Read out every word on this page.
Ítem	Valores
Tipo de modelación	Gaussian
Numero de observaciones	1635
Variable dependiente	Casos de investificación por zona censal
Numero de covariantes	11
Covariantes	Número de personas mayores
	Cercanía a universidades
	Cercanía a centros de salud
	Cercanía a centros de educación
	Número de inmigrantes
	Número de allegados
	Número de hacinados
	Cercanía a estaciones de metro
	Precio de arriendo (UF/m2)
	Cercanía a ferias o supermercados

------------------------------------------------

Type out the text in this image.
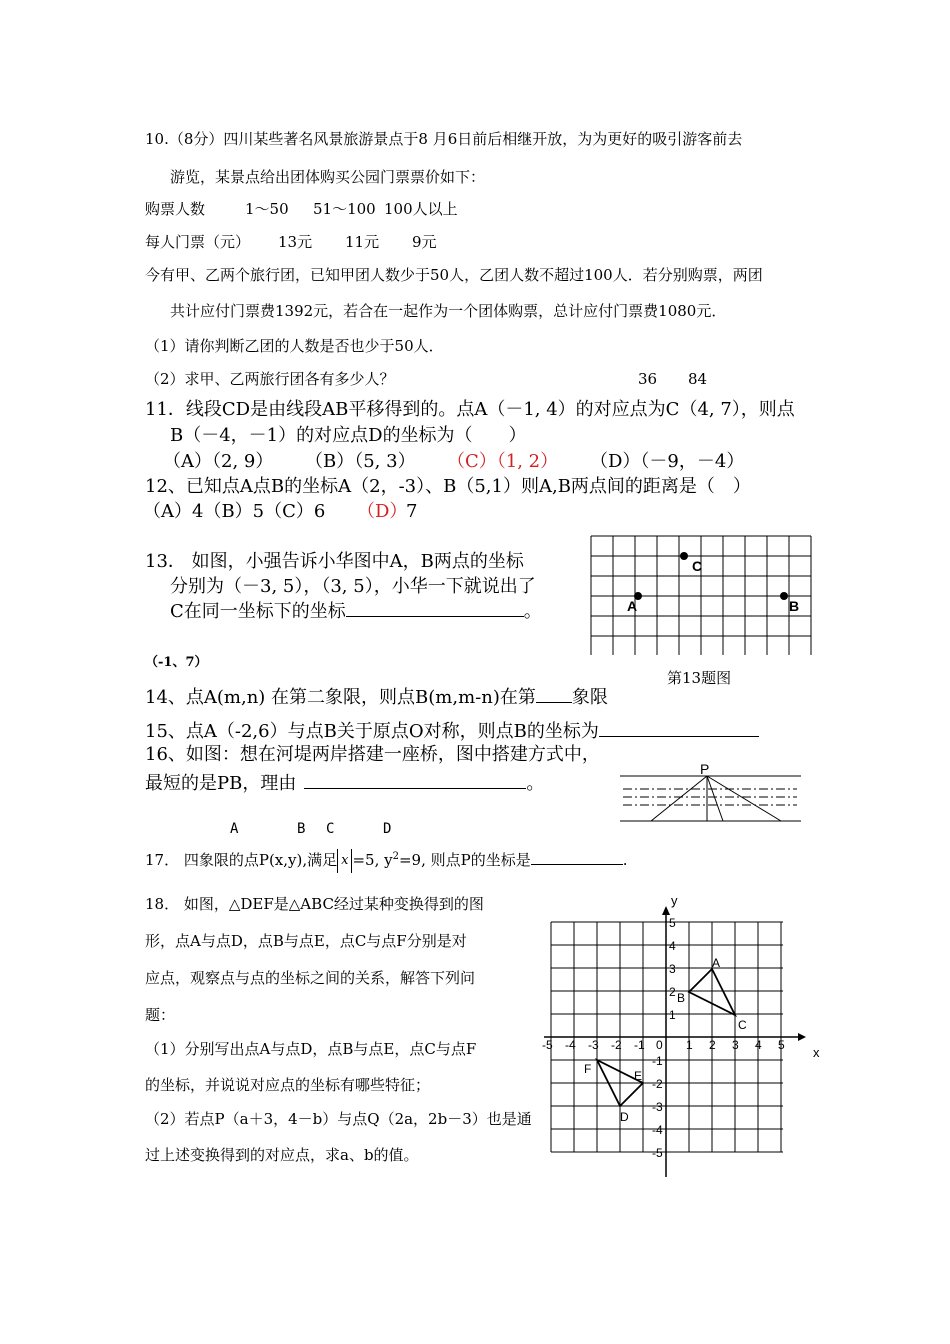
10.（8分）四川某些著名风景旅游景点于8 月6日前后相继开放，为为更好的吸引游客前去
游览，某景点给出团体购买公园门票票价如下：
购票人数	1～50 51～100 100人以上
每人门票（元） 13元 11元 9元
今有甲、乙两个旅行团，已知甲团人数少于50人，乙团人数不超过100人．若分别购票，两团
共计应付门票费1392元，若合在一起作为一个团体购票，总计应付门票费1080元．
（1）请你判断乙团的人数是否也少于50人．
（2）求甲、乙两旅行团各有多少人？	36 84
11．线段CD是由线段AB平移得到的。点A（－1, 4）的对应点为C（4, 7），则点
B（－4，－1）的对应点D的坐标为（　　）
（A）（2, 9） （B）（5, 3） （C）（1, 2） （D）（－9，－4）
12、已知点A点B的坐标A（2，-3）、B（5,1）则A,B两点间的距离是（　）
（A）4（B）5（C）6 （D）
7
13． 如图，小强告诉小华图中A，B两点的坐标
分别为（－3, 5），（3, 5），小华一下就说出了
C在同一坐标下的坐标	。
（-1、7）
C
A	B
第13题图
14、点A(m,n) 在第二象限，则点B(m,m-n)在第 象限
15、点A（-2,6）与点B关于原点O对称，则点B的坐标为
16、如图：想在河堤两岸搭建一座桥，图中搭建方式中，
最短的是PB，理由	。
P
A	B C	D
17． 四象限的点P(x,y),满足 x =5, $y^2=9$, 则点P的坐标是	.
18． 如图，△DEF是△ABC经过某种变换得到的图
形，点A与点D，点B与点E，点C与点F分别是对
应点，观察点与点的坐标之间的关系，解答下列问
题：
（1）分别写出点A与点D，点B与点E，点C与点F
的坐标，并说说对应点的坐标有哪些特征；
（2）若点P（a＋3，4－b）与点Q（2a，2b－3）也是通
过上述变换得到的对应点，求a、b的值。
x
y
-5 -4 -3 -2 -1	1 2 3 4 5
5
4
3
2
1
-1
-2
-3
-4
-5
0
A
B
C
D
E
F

------------------------------------------------

- _Work to do_: From the data, pick out every line that includes "Numero".

- _Solution to this problem_:
Numero de observaciones	1635
Numero de covariantes	11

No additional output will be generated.